STUDY QUESTIONS>
a - In the nolisting passage, what was the application that sent most of the failures seen at the faux MX written with?
b - Please transcribe the nolisting passage word for word, starting at "Nolisting is a" and ending at "than they noticed.".

PASSAGE PROVIDED>
========

Nolisting is a spam fighting technique that works by listing an unavailable MX as the highest priority (lowest MX value) mail server. The idea is that any proper mailer will detect the unavailable MX and automatically retry the next highest priority MX record.

On Feb 7th, 2012, I dedicated one of my IPs to the job of not listening for SMTP traffic, set up a host record, and then configured a few mail domains with my faux MX as the highest priority.

On March 5, I removed the faux MX records. Over the course of a month, the half dozen users of these mail domains had all experienced the loss of valid mail and noticed. Undoubtably, they lost more valid messages than they noticed.

Before I removed the faux MX records, I did some sniffing of the SMTP traffic hitting my faux MX. During observation, most of the failures I witnessed were being sent by an application written using JavaMail. Apparently it’s popular with banks (for sending account notifications), news organizations, and online photo processors.

========

INFORMATION SHOWN>
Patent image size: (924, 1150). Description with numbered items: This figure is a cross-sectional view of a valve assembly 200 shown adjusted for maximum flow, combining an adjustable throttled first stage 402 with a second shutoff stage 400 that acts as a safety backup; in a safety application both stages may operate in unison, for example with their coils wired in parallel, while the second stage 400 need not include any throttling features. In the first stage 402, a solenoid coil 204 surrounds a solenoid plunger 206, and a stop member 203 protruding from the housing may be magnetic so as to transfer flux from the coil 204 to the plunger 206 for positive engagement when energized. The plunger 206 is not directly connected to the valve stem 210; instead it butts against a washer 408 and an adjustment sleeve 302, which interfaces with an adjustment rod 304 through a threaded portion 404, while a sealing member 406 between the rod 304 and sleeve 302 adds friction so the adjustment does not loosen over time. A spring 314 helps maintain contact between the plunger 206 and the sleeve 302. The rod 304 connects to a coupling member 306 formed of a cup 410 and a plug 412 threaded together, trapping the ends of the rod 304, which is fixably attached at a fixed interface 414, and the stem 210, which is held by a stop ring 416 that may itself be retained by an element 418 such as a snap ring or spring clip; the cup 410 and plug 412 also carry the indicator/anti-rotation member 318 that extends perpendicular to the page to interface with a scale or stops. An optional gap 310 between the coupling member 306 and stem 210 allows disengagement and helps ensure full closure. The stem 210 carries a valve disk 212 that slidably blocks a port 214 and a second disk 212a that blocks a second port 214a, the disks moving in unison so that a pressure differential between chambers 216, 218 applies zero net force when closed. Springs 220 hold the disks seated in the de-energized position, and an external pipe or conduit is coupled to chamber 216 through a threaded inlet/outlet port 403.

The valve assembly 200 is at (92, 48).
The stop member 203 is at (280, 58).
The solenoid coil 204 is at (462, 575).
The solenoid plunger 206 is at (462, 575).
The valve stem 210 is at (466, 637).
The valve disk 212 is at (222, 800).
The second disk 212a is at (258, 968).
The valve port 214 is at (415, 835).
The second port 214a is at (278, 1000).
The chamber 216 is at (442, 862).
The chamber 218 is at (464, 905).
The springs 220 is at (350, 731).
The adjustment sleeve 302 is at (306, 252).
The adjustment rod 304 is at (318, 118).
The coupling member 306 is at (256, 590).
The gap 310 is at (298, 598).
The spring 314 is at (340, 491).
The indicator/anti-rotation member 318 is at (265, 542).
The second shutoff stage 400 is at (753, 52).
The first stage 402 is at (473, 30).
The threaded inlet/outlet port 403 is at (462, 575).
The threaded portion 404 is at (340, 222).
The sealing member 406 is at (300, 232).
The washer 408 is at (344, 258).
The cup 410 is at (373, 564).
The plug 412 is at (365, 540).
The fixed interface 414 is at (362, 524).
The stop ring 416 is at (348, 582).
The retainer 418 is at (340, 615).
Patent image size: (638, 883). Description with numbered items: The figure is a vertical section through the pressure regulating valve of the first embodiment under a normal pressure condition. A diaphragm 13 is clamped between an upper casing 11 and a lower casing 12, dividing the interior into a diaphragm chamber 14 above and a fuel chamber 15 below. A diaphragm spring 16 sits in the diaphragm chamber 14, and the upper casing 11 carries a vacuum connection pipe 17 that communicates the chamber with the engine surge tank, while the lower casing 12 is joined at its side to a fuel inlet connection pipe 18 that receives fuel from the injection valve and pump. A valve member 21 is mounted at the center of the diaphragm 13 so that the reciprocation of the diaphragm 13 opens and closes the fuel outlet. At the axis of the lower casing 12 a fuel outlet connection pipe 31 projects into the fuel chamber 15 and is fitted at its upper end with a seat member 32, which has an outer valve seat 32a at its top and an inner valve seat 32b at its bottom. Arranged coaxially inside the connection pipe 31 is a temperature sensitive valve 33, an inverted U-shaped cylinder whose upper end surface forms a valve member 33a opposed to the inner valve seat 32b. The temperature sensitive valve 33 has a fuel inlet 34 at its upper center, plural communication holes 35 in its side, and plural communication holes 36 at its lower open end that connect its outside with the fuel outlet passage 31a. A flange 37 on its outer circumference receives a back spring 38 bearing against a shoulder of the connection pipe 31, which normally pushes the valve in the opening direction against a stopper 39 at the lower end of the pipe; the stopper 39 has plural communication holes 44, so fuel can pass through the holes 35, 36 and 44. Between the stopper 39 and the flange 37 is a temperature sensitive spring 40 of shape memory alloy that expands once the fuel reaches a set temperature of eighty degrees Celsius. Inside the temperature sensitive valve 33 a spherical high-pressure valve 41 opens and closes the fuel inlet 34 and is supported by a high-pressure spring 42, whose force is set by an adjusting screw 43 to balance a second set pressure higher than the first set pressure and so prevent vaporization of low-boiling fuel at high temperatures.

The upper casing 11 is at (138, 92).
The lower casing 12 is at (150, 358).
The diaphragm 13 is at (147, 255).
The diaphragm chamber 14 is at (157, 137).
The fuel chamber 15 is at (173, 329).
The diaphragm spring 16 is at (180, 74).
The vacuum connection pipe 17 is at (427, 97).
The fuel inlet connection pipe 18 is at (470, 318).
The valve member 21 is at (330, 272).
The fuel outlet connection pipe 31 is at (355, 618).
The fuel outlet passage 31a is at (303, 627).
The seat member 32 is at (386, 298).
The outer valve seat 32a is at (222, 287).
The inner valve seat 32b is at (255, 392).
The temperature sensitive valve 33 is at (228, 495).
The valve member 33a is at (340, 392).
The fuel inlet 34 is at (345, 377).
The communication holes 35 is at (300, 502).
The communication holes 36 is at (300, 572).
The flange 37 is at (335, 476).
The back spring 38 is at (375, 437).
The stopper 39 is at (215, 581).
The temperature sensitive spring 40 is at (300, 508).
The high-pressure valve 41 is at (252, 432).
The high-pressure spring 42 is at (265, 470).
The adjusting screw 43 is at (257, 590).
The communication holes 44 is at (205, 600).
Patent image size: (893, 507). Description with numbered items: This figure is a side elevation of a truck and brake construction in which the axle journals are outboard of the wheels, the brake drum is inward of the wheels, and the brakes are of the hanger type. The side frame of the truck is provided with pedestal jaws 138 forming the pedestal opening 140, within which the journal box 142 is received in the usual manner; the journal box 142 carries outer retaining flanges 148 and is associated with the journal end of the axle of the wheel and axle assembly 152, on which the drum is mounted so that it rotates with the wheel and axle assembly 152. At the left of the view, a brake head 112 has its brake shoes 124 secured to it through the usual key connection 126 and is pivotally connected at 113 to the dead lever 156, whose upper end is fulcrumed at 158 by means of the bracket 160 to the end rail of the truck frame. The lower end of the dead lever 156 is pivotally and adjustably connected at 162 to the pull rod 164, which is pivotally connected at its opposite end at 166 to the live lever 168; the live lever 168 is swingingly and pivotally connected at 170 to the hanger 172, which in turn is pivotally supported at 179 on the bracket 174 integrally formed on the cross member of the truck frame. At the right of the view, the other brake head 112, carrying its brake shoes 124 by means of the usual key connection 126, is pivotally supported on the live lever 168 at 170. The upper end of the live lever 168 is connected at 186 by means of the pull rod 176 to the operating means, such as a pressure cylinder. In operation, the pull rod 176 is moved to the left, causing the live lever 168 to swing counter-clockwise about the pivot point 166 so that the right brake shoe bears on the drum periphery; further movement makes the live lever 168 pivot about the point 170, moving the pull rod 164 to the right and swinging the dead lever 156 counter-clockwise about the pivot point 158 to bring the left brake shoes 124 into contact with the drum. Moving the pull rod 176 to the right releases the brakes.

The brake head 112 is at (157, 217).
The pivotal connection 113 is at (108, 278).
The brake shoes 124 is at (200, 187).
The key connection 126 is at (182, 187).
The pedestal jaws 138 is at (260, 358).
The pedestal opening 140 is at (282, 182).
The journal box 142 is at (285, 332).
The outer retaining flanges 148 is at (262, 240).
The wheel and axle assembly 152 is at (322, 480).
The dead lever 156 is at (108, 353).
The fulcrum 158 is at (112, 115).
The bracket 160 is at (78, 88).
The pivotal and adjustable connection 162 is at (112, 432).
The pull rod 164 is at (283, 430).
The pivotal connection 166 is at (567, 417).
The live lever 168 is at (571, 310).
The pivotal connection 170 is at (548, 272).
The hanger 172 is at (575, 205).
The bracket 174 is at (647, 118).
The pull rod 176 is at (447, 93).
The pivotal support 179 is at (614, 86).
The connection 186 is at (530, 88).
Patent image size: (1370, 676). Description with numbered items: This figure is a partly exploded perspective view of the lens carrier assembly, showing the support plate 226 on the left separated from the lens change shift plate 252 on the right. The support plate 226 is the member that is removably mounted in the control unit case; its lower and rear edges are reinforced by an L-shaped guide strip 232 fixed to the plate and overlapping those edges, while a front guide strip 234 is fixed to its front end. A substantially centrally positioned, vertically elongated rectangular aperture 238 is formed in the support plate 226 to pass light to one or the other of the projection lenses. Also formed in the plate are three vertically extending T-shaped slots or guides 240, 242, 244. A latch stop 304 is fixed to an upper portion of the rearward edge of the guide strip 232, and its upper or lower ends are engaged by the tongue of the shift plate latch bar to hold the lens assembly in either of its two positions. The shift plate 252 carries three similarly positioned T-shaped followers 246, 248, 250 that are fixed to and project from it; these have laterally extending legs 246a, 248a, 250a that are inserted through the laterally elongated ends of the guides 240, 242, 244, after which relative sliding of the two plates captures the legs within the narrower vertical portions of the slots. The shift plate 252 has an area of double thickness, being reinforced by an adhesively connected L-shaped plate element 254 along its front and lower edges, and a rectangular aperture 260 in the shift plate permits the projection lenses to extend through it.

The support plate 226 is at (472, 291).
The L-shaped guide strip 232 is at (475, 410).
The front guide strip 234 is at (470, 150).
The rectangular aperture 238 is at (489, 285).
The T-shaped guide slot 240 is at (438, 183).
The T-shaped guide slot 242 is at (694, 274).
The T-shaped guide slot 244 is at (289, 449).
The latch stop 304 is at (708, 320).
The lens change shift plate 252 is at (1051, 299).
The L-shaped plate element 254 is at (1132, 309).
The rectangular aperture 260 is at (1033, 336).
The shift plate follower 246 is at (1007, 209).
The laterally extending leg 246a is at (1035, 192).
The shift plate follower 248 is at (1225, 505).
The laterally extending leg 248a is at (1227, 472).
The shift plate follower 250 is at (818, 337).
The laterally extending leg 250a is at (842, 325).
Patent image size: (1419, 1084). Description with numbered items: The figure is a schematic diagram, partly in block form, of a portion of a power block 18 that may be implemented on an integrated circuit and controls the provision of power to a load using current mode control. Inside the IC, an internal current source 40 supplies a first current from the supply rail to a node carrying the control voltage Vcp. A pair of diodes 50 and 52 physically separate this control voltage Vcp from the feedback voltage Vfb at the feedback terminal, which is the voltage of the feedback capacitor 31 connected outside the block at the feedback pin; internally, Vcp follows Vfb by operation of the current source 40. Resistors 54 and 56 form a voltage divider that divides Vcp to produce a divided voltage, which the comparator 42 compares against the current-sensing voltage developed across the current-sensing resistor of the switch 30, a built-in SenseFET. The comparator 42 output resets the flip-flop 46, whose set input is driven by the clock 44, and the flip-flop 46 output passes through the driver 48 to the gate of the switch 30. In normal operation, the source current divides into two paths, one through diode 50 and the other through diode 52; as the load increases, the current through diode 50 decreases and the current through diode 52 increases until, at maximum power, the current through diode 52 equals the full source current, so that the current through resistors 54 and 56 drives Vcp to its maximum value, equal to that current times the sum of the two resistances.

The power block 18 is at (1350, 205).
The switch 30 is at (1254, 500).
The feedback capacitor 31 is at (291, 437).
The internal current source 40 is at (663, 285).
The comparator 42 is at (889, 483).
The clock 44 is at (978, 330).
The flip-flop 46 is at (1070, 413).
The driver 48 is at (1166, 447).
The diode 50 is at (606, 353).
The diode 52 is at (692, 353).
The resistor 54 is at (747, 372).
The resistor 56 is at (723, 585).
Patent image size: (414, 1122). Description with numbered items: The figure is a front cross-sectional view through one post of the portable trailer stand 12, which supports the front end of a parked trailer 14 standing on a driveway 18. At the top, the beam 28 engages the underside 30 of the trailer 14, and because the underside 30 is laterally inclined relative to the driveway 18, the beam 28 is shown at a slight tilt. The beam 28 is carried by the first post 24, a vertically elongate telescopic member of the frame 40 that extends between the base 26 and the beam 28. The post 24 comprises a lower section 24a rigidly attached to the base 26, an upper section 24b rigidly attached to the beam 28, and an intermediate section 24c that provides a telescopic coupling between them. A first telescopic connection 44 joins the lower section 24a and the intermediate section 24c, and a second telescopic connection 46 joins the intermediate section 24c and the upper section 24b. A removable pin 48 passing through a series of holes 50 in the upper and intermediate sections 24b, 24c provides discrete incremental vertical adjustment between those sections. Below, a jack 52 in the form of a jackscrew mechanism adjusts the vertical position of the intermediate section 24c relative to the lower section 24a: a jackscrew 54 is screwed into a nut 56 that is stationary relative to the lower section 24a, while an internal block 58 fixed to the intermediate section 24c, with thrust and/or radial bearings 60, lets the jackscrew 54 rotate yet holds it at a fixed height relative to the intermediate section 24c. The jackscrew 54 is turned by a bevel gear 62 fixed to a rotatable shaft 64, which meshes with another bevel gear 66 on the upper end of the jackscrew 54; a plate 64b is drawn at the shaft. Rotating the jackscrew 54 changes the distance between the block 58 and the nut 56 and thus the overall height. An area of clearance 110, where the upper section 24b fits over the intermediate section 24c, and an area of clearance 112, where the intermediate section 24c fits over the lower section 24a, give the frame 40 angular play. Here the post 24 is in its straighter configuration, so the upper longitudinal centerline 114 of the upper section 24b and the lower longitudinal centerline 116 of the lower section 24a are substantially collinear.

========

SOLUTIONS BY TASK>
a - JavaMail

b -
Nolisting is a spam fighting technique that works by listing an unavailable MX as the highest priority (lowest MX value) mail server. The idea is that any proper mailer will detect the unavailable MX and automatically retry the next highest priority MX record.

On Feb 7th, 2012, I dedicated one of my IPs to the job of not listening for SMTP traffic, set up a host record, and then configured a few mail domains with my faux MX as the highest priority.

On March 5, I removed the faux MX records. Over the course of a month, the half dozen users of these mail domains had all experienced the loss of valid mail and noticed. Undoubtably, they lost more valid messages than they noticed.